[Dataset excerpt]

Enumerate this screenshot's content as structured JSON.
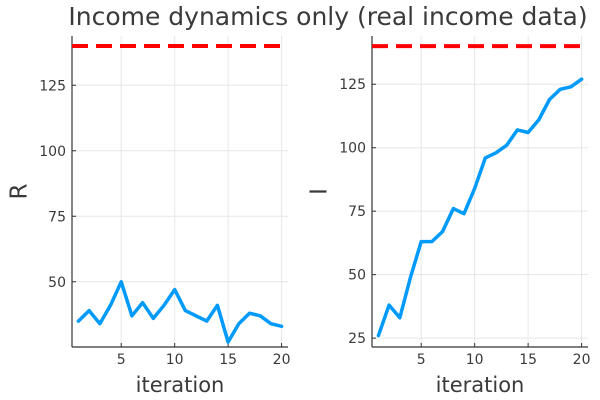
{
  "title": "Income dynamics only (real income data)",
  "colors": {
    "series": "#009AFA",
    "reference": "#FF0000"
  },
  "chart_data": [
    {
      "type": "line",
      "xlabel": "iteration",
      "ylabel": "R",
      "xlim": [
        0.4,
        20.6
      ],
      "ylim": [
        25.1,
        143.8
      ],
      "xticks": [
        5,
        10,
        15,
        20
      ],
      "yticks": [
        50,
        75,
        100,
        125
      ],
      "grid": true,
      "reference_line": {
        "y": 140,
        "style": "dashed"
      },
      "series": [
        {
          "x": [
            1,
            2,
            3,
            4,
            5,
            6,
            7,
            8,
            9,
            10,
            11,
            12,
            13,
            14,
            15,
            16,
            17,
            18,
            19,
            20
          ],
          "values": [
            35,
            39,
            34,
            41,
            50,
            37,
            42,
            36,
            41,
            47,
            39,
            37,
            35,
            41,
            27,
            34,
            38,
            37,
            34,
            33
          ]
        }
      ]
    },
    {
      "type": "line",
      "xlabel": "iteration",
      "ylabel": "I",
      "xlim": [
        0.4,
        20.6
      ],
      "ylim": [
        21.5,
        144
      ],
      "xticks": [
        5,
        10,
        15,
        20
      ],
      "yticks": [
        25,
        50,
        75,
        100,
        125
      ],
      "grid": true,
      "reference_line": {
        "y": 140,
        "style": "dashed"
      },
      "series": [
        {
          "x": [
            1,
            2,
            3,
            4,
            5,
            6,
            7,
            8,
            9,
            10,
            11,
            12,
            13,
            14,
            15,
            16,
            17,
            18,
            19,
            20
          ],
          "values": [
            26,
            38,
            33,
            49,
            63,
            63,
            67,
            76,
            74,
            84,
            96,
            98,
            101,
            107,
            106,
            111,
            119,
            123,
            124,
            127
          ]
        }
      ]
    }
  ]
}
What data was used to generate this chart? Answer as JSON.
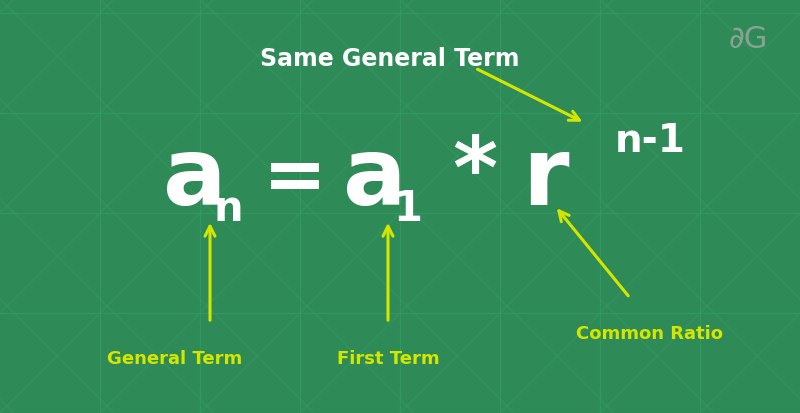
{
  "bg_color": "#2e8b57",
  "grid_color": "#35a068",
  "text_color": "#ffffff",
  "arrow_color": "#d4e600",
  "label_color": "#d4e600",
  "title": "Same General Term",
  "label_general_term": "General Term",
  "label_first_term": "First Term",
  "label_common_ratio": "Common Ratio",
  "figsize": [
    8.0,
    4.14
  ],
  "dpi": 100
}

Objective: Reproduce the lines from the line with "What data was" through the last line of the entries exactly, including both ends and excluding pictures.

Answer below:
What data was used to generate this chart? Answer as JSON.
{
  "bg_color": "#2e8b57",
  "grid_color": "#35a068",
  "text_color": "#ffffff",
  "arrow_color": "#d4e600",
  "label_color": "#d4e600",
  "title": "Same General Term",
  "label_general_term": "General Term",
  "label_first_term": "First Term",
  "label_common_ratio": "Common Ratio",
  "figsize": [
    8.0,
    4.14
  ],
  "dpi": 100
}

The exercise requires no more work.